### Direction
Quote all of the data exactly as given. Skip every picture it contains.

### Listed entries
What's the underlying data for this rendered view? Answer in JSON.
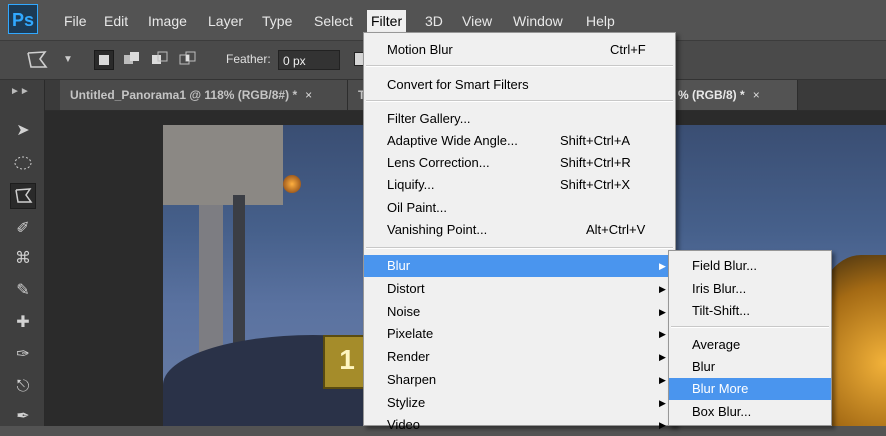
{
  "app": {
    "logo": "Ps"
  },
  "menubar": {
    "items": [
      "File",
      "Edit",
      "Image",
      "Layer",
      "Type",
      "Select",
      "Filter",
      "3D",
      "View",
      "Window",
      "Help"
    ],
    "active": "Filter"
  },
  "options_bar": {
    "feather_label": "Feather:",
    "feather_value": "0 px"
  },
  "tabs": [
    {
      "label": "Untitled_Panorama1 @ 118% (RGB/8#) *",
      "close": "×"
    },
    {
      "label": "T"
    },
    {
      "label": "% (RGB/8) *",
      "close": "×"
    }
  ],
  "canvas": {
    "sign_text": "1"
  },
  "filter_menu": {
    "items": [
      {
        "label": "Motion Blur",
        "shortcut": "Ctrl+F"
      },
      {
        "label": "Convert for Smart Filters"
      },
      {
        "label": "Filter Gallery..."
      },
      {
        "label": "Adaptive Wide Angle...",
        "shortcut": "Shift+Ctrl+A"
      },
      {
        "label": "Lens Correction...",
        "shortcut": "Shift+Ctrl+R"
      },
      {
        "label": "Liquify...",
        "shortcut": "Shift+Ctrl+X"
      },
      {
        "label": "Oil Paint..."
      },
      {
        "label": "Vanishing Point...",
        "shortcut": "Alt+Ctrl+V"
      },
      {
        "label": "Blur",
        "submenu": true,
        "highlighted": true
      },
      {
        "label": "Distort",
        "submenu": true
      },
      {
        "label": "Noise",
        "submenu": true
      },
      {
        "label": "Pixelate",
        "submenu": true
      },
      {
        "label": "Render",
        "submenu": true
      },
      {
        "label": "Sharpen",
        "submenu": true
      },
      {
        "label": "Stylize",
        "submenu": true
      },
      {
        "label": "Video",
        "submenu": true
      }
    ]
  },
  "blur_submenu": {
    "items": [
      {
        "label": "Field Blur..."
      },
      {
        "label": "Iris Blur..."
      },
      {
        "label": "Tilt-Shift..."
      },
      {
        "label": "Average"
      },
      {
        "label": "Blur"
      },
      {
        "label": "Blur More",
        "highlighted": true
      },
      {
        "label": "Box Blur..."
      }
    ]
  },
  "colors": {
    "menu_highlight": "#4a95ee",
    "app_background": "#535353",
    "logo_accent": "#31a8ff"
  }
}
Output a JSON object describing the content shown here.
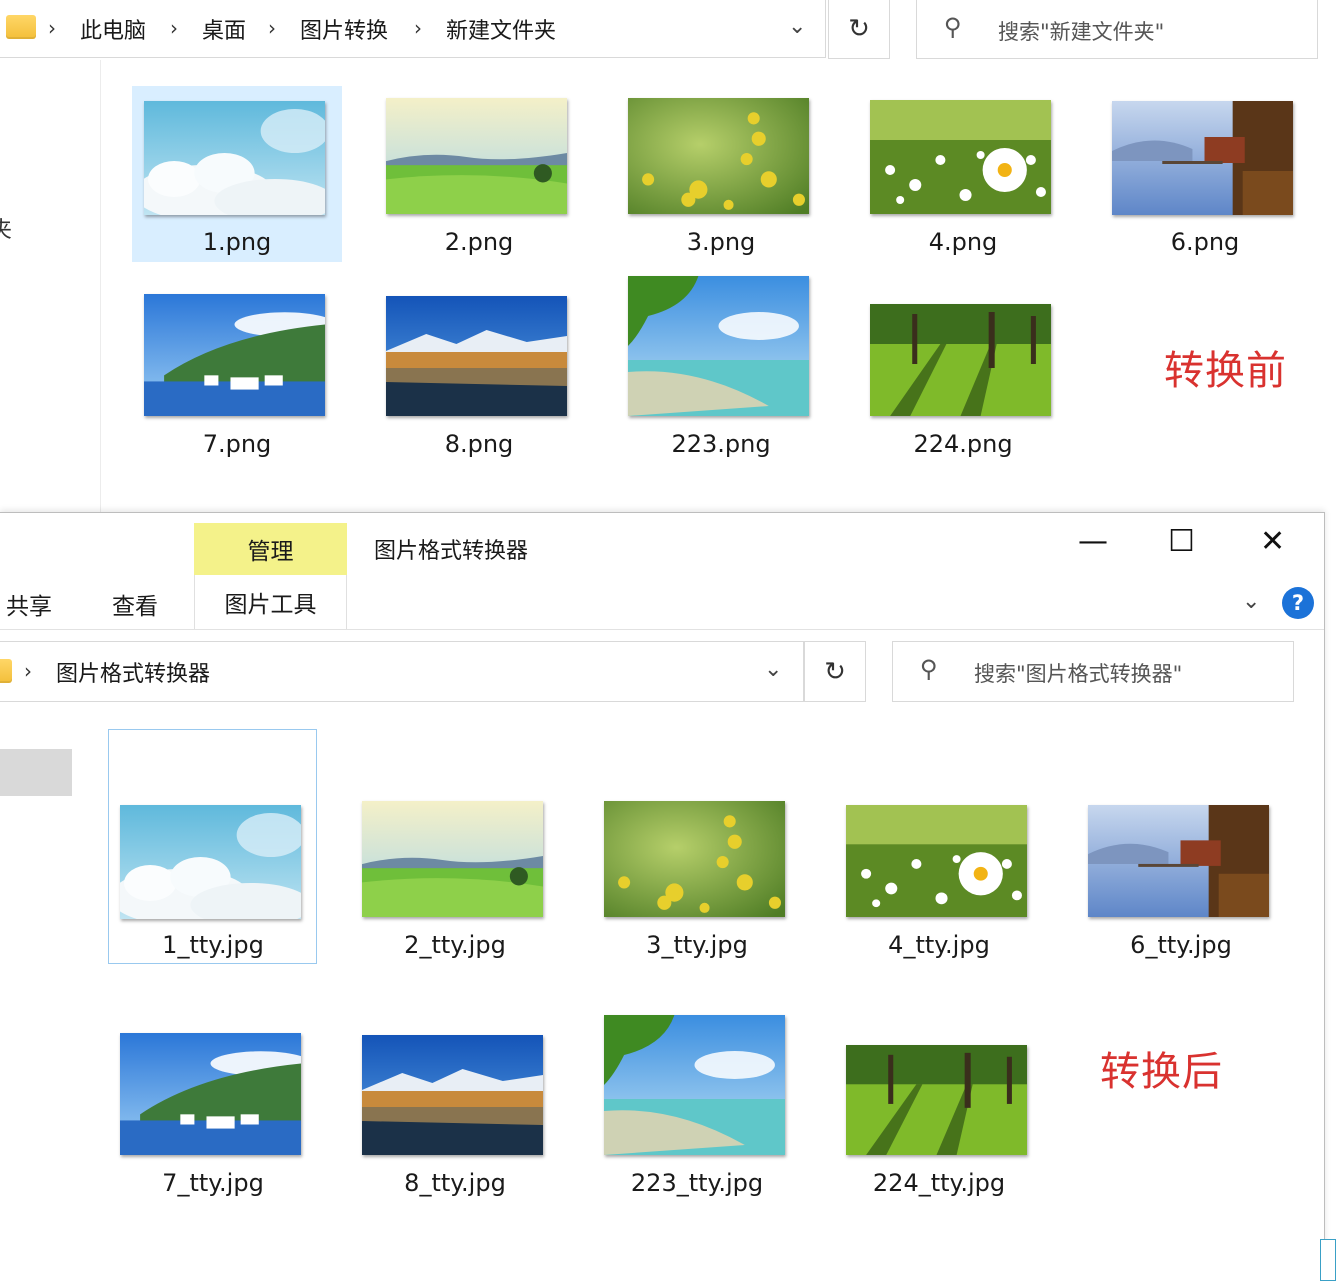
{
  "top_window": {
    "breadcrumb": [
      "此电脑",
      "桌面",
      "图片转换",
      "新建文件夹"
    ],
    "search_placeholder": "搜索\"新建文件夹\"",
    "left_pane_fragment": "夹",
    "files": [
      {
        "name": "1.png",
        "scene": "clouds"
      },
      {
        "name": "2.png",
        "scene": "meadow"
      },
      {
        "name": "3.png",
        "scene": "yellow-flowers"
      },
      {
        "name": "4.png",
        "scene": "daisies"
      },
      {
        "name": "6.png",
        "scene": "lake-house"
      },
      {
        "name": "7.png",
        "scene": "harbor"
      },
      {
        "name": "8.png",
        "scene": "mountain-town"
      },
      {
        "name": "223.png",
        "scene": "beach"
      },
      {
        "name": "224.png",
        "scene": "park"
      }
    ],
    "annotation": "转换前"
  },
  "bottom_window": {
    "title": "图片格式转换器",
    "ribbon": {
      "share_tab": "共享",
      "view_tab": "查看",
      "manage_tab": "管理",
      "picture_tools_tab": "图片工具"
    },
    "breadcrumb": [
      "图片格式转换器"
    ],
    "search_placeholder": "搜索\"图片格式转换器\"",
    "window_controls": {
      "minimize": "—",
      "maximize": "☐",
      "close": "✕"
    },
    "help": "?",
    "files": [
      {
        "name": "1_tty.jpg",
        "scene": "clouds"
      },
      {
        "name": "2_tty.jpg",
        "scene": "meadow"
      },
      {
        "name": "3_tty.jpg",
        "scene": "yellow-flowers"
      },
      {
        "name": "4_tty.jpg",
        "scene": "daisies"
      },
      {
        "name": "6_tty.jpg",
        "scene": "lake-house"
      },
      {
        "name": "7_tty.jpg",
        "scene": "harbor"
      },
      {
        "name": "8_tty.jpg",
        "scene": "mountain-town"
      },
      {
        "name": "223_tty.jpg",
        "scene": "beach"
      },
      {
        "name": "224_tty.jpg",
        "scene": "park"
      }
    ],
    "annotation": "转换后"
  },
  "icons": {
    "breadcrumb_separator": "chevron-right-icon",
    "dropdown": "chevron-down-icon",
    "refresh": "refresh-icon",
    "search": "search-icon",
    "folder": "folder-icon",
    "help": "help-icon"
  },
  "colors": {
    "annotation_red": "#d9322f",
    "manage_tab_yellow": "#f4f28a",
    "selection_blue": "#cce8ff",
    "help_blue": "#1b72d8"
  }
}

### Solution
What's the underlying data for this rendered view? Answer in JSON.
{
  "app": {
    "logo": "Ps"
  },
  "menubar": {
    "items": [
      "File",
      "Edit",
      "Image",
      "Layer",
      "Type",
      "Select",
      "Filter",
      "3D",
      "View",
      "Window",
      "Help"
    ],
    "active": "Filter"
  },
  "options_bar": {
    "feather_label": "Feather:",
    "feather_value": "0 px"
  },
  "tabs": [
    {
      "label": "Untitled_Panorama1 @ 118% (RGB/8#) *",
      "close": "×"
    },
    {
      "label": "T"
    },
    {
      "label": "% (RGB/8) *",
      "close": "×"
    }
  ],
  "canvas": {
    "sign_text": "1"
  },
  "filter_menu": {
    "items": [
      {
        "label": "Motion Blur",
        "shortcut": "Ctrl+F"
      },
      {
        "label": "Convert for Smart Filters"
      },
      {
        "label": "Filter Gallery..."
      },
      {
        "label": "Adaptive Wide Angle...",
        "shortcut": "Shift+Ctrl+A"
      },
      {
        "label": "Lens Correction...",
        "shortcut": "Shift+Ctrl+R"
      },
      {
        "label": "Liquify...",
        "shortcut": "Shift+Ctrl+X"
      },
      {
        "label": "Oil Paint..."
      },
      {
        "label": "Vanishing Point...",
        "shortcut": "Alt+Ctrl+V"
      },
      {
        "label": "Blur",
        "submenu": true,
        "highlighted": true
      },
      {
        "label": "Distort",
        "submenu": true
      },
      {
        "label": "Noise",
        "submenu": true
      },
      {
        "label": "Pixelate",
        "submenu": true
      },
      {
        "label": "Render",
        "submenu": true
      },
      {
        "label": "Sharpen",
        "submenu": true
      },
      {
        "label": "Stylize",
        "submenu": true
      },
      {
        "label": "Video",
        "submenu": true
      }
    ]
  },
  "blur_submenu": {
    "items": [
      {
        "label": "Field Blur..."
      },
      {
        "label": "Iris Blur..."
      },
      {
        "label": "Tilt-Shift..."
      },
      {
        "label": "Average"
      },
      {
        "label": "Blur"
      },
      {
        "label": "Blur More",
        "highlighted": true
      },
      {
        "label": "Box Blur..."
      }
    ]
  },
  "colors": {
    "menu_highlight": "#4a95ee",
    "app_background": "#535353",
    "logo_accent": "#31a8ff"
  }
}
Output a JSON object describing the content shown here.
{
  "top_window": {
    "breadcrumb": [
      "此电脑",
      "桌面",
      "图片转换",
      "新建文件夹"
    ],
    "search_placeholder": "搜索\"新建文件夹\"",
    "left_pane_fragment": "夹",
    "files": [
      {
        "name": "1.png",
        "scene": "clouds"
      },
      {
        "name": "2.png",
        "scene": "meadow"
      },
      {
        "name": "3.png",
        "scene": "yellow-flowers"
      },
      {
        "name": "4.png",
        "scene": "daisies"
      },
      {
        "name": "6.png",
        "scene": "lake-house"
      },
      {
        "name": "7.png",
        "scene": "harbor"
      },
      {
        "name": "8.png",
        "scene": "mountain-town"
      },
      {
        "name": "223.png",
        "scene": "beach"
      },
      {
        "name": "224.png",
        "scene": "park"
      }
    ],
    "annotation": "转换前"
  },
  "bottom_window": {
    "title": "图片格式转换器",
    "ribbon": {
      "share_tab": "共享",
      "view_tab": "查看",
      "manage_tab": "管理",
      "picture_tools_tab": "图片工具"
    },
    "breadcrumb": [
      "图片格式转换器"
    ],
    "search_placeholder": "搜索\"图片格式转换器\"",
    "window_controls": {
      "minimize": "—",
      "maximize": "☐",
      "close": "✕"
    },
    "help": "?",
    "files": [
      {
        "name": "1_tty.jpg",
        "scene": "clouds"
      },
      {
        "name": "2_tty.jpg",
        "scene": "meadow"
      },
      {
        "name": "3_tty.jpg",
        "scene": "yellow-flowers"
      },
      {
        "name": "4_tty.jpg",
        "scene": "daisies"
      },
      {
        "name": "6_tty.jpg",
        "scene": "lake-house"
      },
      {
        "name": "7_tty.jpg",
        "scene": "harbor"
      },
      {
        "name": "8_tty.jpg",
        "scene": "mountain-town"
      },
      {
        "name": "223_tty.jpg",
        "scene": "beach"
      },
      {
        "name": "224_tty.jpg",
        "scene": "park"
      }
    ],
    "annotation": "转换后"
  },
  "icons": {
    "breadcrumb_separator": "chevron-right-icon",
    "dropdown": "chevron-down-icon",
    "refresh": "refresh-icon",
    "search": "search-icon",
    "folder": "folder-icon",
    "help": "help-icon"
  },
  "colors": {
    "annotation_red": "#d9322f",
    "manage_tab_yellow": "#f4f28a",
    "selection_blue": "#cce8ff",
    "help_blue": "#1b72d8"
  }
}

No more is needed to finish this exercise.